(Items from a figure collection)
---

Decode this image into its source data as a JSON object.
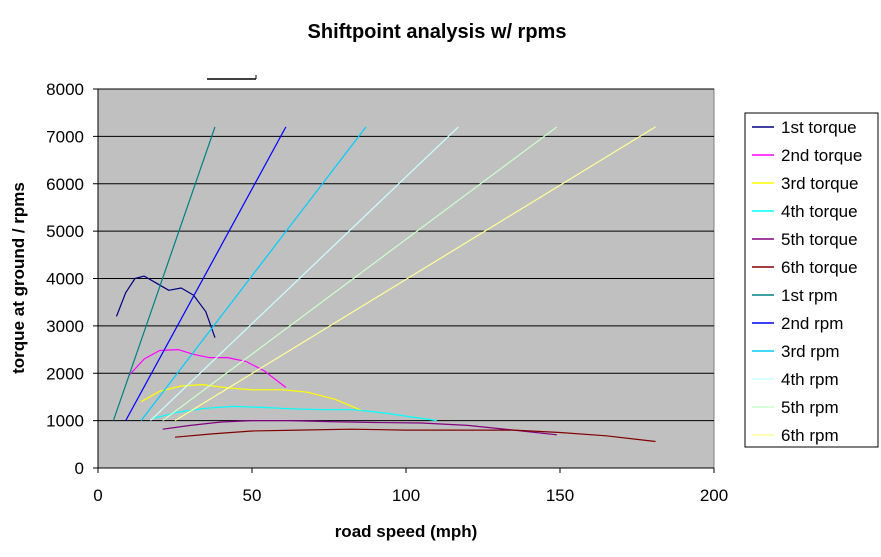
{
  "chart_data": {
    "type": "line",
    "title": "Shiftpoint analysis w/ rpms",
    "xlabel": "road speed (mph)",
    "ylabel": "torque at ground / rpms",
    "xlim": [
      0,
      200
    ],
    "ylim": [
      0,
      8000
    ],
    "xticks": [
      "0",
      "50",
      "100",
      "150",
      "200"
    ],
    "yticks": [
      "0",
      "1000",
      "2000",
      "3000",
      "4000",
      "5000",
      "6000",
      "7000",
      "8000"
    ],
    "grid": "horizontal",
    "plot_background": "#c0c0c0",
    "legend_position": "right",
    "series": [
      {
        "name": "1st torque",
        "color": "#000080",
        "points": [
          [
            6,
            3200
          ],
          [
            9,
            3700
          ],
          [
            12,
            4000
          ],
          [
            15,
            4050
          ],
          [
            19,
            3900
          ],
          [
            23,
            3750
          ],
          [
            27,
            3800
          ],
          [
            31,
            3650
          ],
          [
            35,
            3300
          ],
          [
            38,
            2750
          ]
        ]
      },
      {
        "name": "2nd torque",
        "color": "#ff00ff",
        "points": [
          [
            10,
            1950
          ],
          [
            15,
            2300
          ],
          [
            20,
            2480
          ],
          [
            26,
            2500
          ],
          [
            31,
            2400
          ],
          [
            36,
            2330
          ],
          [
            42,
            2330
          ],
          [
            48,
            2250
          ],
          [
            54,
            2050
          ],
          [
            61,
            1700
          ]
        ]
      },
      {
        "name": "3rd torque",
        "color": "#ffff00",
        "points": [
          [
            14,
            1400
          ],
          [
            20,
            1620
          ],
          [
            27,
            1730
          ],
          [
            34,
            1760
          ],
          [
            41,
            1700
          ],
          [
            50,
            1650
          ],
          [
            60,
            1650
          ],
          [
            68,
            1600
          ],
          [
            77,
            1450
          ],
          [
            86,
            1200
          ]
        ]
      },
      {
        "name": "4th torque",
        "color": "#00ffff",
        "points": [
          [
            18,
            1050
          ],
          [
            26,
            1180
          ],
          [
            35,
            1260
          ],
          [
            44,
            1300
          ],
          [
            53,
            1280
          ],
          [
            63,
            1250
          ],
          [
            73,
            1230
          ],
          [
            83,
            1230
          ],
          [
            93,
            1160
          ],
          [
            110,
            1000
          ]
        ]
      },
      {
        "name": "5th torque",
        "color": "#800080",
        "points": [
          [
            21,
            820
          ],
          [
            30,
            900
          ],
          [
            40,
            970
          ],
          [
            50,
            1000
          ],
          [
            62,
            1000
          ],
          [
            75,
            980
          ],
          [
            90,
            960
          ],
          [
            105,
            950
          ],
          [
            120,
            900
          ],
          [
            135,
            800
          ],
          [
            149,
            700
          ]
        ]
      },
      {
        "name": "6th torque",
        "color": "#800000",
        "points": [
          [
            25,
            650
          ],
          [
            37,
            720
          ],
          [
            50,
            780
          ],
          [
            65,
            800
          ],
          [
            82,
            820
          ],
          [
            100,
            800
          ],
          [
            117,
            800
          ],
          [
            135,
            800
          ],
          [
            150,
            750
          ],
          [
            165,
            680
          ],
          [
            181,
            560
          ]
        ]
      },
      {
        "name": "1st rpm",
        "color": "#008080",
        "points": [
          [
            5,
            1000
          ],
          [
            38,
            7200
          ]
        ]
      },
      {
        "name": "2nd rpm",
        "color": "#0000ff",
        "points": [
          [
            9,
            1000
          ],
          [
            61,
            7200
          ]
        ]
      },
      {
        "name": "3rd rpm",
        "color": "#00ccff",
        "points": [
          [
            14,
            1000
          ],
          [
            87,
            7200
          ]
        ]
      },
      {
        "name": "4th rpm",
        "color": "#ccffff",
        "points": [
          [
            17,
            1000
          ],
          [
            117,
            7200
          ]
        ]
      },
      {
        "name": "5th rpm",
        "color": "#ccffcc",
        "points": [
          [
            21,
            1000
          ],
          [
            149,
            7200
          ]
        ]
      },
      {
        "name": "6th rpm",
        "color": "#ffff99",
        "points": [
          [
            25,
            1000
          ],
          [
            181,
            7200
          ]
        ]
      }
    ]
  }
}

---

Description of the task
Leave images out of the retyped records; keep all else exact.

Reply
Decode this image into its source data as a JSON object.
{
  "chart_data": {
    "type": "line",
    "title": "Shiftpoint analysis w/ rpms",
    "xlabel": "road speed (mph)",
    "ylabel": "torque at ground / rpms",
    "xlim": [
      0,
      200
    ],
    "ylim": [
      0,
      8000
    ],
    "xticks": [
      "0",
      "50",
      "100",
      "150",
      "200"
    ],
    "yticks": [
      "0",
      "1000",
      "2000",
      "3000",
      "4000",
      "5000",
      "6000",
      "7000",
      "8000"
    ],
    "grid": "horizontal",
    "plot_background": "#c0c0c0",
    "legend_position": "right",
    "series": [
      {
        "name": "1st torque",
        "color": "#000080",
        "points": [
          [
            6,
            3200
          ],
          [
            9,
            3700
          ],
          [
            12,
            4000
          ],
          [
            15,
            4050
          ],
          [
            19,
            3900
          ],
          [
            23,
            3750
          ],
          [
            27,
            3800
          ],
          [
            31,
            3650
          ],
          [
            35,
            3300
          ],
          [
            38,
            2750
          ]
        ]
      },
      {
        "name": "2nd torque",
        "color": "#ff00ff",
        "points": [
          [
            10,
            1950
          ],
          [
            15,
            2300
          ],
          [
            20,
            2480
          ],
          [
            26,
            2500
          ],
          [
            31,
            2400
          ],
          [
            36,
            2330
          ],
          [
            42,
            2330
          ],
          [
            48,
            2250
          ],
          [
            54,
            2050
          ],
          [
            61,
            1700
          ]
        ]
      },
      {
        "name": "3rd torque",
        "color": "#ffff00",
        "points": [
          [
            14,
            1400
          ],
          [
            20,
            1620
          ],
          [
            27,
            1730
          ],
          [
            34,
            1760
          ],
          [
            41,
            1700
          ],
          [
            50,
            1650
          ],
          [
            60,
            1650
          ],
          [
            68,
            1600
          ],
          [
            77,
            1450
          ],
          [
            86,
            1200
          ]
        ]
      },
      {
        "name": "4th torque",
        "color": "#00ffff",
        "points": [
          [
            18,
            1050
          ],
          [
            26,
            1180
          ],
          [
            35,
            1260
          ],
          [
            44,
            1300
          ],
          [
            53,
            1280
          ],
          [
            63,
            1250
          ],
          [
            73,
            1230
          ],
          [
            83,
            1230
          ],
          [
            93,
            1160
          ],
          [
            110,
            1000
          ]
        ]
      },
      {
        "name": "5th torque",
        "color": "#800080",
        "points": [
          [
            21,
            820
          ],
          [
            30,
            900
          ],
          [
            40,
            970
          ],
          [
            50,
            1000
          ],
          [
            62,
            1000
          ],
          [
            75,
            980
          ],
          [
            90,
            960
          ],
          [
            105,
            950
          ],
          [
            120,
            900
          ],
          [
            135,
            800
          ],
          [
            149,
            700
          ]
        ]
      },
      {
        "name": "6th torque",
        "color": "#800000",
        "points": [
          [
            25,
            650
          ],
          [
            37,
            720
          ],
          [
            50,
            780
          ],
          [
            65,
            800
          ],
          [
            82,
            820
          ],
          [
            100,
            800
          ],
          [
            117,
            800
          ],
          [
            135,
            800
          ],
          [
            150,
            750
          ],
          [
            165,
            680
          ],
          [
            181,
            560
          ]
        ]
      },
      {
        "name": "1st rpm",
        "color": "#008080",
        "points": [
          [
            5,
            1000
          ],
          [
            38,
            7200
          ]
        ]
      },
      {
        "name": "2nd rpm",
        "color": "#0000ff",
        "points": [
          [
            9,
            1000
          ],
          [
            61,
            7200
          ]
        ]
      },
      {
        "name": "3rd rpm",
        "color": "#00ccff",
        "points": [
          [
            14,
            1000
          ],
          [
            87,
            7200
          ]
        ]
      },
      {
        "name": "4th rpm",
        "color": "#ccffff",
        "points": [
          [
            17,
            1000
          ],
          [
            117,
            7200
          ]
        ]
      },
      {
        "name": "5th rpm",
        "color": "#ccffcc",
        "points": [
          [
            21,
            1000
          ],
          [
            149,
            7200
          ]
        ]
      },
      {
        "name": "6th rpm",
        "color": "#ffff99",
        "points": [
          [
            25,
            1000
          ],
          [
            181,
            7200
          ]
        ]
      }
    ]
  }
}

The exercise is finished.